> [Task objective] Please list all lines of the material below in which the string "가능합니다" occurs.

[Stored records]
========================

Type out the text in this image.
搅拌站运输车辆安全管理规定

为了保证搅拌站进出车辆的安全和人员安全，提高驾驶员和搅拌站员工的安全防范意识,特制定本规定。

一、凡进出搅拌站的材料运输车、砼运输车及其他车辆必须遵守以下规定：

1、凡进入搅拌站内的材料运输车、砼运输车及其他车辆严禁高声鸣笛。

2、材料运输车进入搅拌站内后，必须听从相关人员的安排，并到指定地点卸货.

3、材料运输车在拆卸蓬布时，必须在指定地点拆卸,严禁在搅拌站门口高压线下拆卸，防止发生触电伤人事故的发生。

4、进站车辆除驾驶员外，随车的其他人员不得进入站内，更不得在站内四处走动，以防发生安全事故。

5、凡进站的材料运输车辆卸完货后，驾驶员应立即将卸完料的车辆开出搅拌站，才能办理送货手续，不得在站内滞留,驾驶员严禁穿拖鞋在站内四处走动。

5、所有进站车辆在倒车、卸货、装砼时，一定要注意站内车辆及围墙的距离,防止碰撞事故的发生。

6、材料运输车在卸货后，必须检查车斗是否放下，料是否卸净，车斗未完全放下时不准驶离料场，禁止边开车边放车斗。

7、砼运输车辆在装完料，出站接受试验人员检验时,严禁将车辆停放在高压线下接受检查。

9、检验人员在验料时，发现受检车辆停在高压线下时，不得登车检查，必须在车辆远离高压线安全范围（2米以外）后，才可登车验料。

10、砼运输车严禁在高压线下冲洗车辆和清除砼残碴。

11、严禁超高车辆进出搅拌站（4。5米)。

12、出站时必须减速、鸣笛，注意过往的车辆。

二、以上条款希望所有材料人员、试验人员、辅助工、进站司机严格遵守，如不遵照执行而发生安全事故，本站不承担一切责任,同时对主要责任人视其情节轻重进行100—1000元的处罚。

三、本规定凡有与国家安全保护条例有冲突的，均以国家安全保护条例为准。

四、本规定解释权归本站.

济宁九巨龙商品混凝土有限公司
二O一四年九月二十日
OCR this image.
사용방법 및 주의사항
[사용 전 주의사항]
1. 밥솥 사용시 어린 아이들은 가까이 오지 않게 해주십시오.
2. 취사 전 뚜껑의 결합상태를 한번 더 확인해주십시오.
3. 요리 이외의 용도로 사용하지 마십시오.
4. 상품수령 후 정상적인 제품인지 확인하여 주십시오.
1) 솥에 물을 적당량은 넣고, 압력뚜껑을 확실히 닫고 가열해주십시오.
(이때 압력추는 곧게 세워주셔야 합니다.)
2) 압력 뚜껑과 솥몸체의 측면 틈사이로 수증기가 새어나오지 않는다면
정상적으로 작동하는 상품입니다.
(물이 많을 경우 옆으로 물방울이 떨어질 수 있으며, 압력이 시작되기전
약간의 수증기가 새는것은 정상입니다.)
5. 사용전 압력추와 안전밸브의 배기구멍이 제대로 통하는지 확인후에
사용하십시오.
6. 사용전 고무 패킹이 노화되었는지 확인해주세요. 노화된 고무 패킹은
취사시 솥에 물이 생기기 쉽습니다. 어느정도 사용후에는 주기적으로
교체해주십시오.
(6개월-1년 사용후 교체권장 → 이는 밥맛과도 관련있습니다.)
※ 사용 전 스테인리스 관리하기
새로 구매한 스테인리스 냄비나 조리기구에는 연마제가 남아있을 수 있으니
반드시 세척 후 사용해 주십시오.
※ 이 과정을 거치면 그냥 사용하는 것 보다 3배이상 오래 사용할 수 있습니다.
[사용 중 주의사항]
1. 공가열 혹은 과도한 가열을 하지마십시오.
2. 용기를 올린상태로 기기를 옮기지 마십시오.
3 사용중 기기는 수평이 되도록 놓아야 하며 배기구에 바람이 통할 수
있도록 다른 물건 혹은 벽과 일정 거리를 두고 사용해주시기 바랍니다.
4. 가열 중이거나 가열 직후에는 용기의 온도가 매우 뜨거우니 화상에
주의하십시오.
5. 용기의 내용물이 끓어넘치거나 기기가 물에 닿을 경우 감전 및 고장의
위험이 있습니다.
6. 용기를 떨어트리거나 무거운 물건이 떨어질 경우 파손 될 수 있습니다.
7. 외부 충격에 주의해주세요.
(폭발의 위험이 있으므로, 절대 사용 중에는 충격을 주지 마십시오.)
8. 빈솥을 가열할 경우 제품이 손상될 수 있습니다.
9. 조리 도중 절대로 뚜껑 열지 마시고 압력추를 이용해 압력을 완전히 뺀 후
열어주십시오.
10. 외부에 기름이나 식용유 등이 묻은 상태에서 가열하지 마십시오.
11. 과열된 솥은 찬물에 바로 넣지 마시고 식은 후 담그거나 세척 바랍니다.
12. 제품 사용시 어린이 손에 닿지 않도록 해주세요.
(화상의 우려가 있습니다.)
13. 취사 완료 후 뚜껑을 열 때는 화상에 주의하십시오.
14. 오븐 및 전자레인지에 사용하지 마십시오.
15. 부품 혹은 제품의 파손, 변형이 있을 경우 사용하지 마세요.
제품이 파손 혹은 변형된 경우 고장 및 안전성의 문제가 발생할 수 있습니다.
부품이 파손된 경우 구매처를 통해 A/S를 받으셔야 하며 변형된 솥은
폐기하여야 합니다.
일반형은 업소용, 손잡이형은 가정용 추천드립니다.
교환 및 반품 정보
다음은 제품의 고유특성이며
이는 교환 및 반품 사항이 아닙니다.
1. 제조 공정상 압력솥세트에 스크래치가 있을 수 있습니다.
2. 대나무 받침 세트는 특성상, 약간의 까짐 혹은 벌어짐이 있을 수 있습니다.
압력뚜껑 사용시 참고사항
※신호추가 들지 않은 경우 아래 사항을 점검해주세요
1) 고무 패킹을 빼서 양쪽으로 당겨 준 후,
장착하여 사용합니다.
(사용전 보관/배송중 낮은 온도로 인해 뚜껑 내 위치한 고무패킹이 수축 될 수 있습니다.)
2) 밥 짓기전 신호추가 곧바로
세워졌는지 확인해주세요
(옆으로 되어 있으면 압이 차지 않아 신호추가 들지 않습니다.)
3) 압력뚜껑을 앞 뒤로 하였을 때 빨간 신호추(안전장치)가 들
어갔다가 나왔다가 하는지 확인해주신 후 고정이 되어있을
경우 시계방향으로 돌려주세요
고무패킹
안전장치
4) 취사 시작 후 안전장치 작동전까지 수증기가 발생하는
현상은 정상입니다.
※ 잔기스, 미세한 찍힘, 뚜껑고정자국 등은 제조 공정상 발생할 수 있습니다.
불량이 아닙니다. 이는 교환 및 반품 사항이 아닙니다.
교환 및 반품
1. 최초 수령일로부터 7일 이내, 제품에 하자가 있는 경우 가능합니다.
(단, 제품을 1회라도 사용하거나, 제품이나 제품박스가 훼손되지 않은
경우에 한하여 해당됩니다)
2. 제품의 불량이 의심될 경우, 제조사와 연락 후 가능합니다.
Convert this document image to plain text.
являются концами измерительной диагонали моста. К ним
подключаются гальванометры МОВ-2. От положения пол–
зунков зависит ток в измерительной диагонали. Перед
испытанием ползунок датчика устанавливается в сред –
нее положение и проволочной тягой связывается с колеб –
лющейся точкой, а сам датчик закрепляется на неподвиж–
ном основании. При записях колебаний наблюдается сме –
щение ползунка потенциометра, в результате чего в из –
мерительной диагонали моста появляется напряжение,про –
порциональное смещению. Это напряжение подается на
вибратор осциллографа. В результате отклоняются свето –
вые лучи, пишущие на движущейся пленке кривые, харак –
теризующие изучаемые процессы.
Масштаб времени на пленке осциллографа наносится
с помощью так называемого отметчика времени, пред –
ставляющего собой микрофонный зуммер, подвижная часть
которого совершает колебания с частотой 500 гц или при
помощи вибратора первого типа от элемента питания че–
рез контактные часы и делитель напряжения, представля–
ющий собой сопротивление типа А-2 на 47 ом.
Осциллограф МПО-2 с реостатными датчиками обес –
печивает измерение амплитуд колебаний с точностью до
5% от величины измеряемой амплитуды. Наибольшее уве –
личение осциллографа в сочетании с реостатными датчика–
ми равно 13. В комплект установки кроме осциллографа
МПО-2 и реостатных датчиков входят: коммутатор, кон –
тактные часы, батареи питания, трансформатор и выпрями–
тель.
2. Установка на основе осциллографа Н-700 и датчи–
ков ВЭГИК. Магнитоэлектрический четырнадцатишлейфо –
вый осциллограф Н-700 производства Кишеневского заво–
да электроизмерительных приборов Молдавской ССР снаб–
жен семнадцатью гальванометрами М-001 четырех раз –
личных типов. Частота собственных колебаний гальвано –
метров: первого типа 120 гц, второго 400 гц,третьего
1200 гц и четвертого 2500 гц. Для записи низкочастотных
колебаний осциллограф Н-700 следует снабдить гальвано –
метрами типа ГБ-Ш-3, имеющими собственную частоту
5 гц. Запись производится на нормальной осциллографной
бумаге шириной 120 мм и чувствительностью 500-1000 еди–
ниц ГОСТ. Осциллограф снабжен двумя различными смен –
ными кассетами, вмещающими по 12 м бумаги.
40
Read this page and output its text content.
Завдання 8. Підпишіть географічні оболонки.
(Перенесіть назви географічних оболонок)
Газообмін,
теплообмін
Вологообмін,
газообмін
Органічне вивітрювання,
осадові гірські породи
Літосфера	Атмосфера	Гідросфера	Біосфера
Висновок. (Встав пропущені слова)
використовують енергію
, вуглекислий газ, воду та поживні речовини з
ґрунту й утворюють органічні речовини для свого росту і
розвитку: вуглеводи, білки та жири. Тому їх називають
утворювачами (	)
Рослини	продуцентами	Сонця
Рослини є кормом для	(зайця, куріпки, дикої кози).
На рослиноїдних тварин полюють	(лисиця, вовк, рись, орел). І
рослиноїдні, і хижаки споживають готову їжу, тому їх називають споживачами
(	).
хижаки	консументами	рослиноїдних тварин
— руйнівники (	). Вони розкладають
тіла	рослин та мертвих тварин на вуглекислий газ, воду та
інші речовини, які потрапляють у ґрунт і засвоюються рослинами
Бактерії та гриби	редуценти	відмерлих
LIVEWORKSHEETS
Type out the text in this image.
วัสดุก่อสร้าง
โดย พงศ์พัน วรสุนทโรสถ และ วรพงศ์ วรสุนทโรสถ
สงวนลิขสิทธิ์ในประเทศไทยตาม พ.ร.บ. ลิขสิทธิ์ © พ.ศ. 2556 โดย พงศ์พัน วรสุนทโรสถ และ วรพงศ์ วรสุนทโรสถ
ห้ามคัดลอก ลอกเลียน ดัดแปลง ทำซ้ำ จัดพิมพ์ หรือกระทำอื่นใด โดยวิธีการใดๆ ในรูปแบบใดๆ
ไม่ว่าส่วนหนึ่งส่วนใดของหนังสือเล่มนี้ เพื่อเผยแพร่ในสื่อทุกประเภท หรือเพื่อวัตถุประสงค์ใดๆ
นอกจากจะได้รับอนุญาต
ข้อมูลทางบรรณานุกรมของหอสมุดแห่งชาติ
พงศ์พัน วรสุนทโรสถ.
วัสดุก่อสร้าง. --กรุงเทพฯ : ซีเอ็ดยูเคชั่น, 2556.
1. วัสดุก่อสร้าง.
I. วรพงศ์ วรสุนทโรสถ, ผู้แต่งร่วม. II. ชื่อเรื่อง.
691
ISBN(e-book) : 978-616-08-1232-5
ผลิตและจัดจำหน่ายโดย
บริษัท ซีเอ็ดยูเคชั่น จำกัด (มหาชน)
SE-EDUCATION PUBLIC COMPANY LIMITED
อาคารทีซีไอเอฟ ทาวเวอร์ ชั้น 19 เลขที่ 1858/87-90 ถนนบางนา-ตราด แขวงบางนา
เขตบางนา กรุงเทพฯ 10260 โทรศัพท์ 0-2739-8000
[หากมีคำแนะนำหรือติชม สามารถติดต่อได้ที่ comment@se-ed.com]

========================

> [Task response]
1. 최초 수령일로부터 7일 이내, 제품에 하자가 있는 경우 가능합니다.
2. 제품의 불량이 의심될 경우, 제조사와 연락 후 가능합니다.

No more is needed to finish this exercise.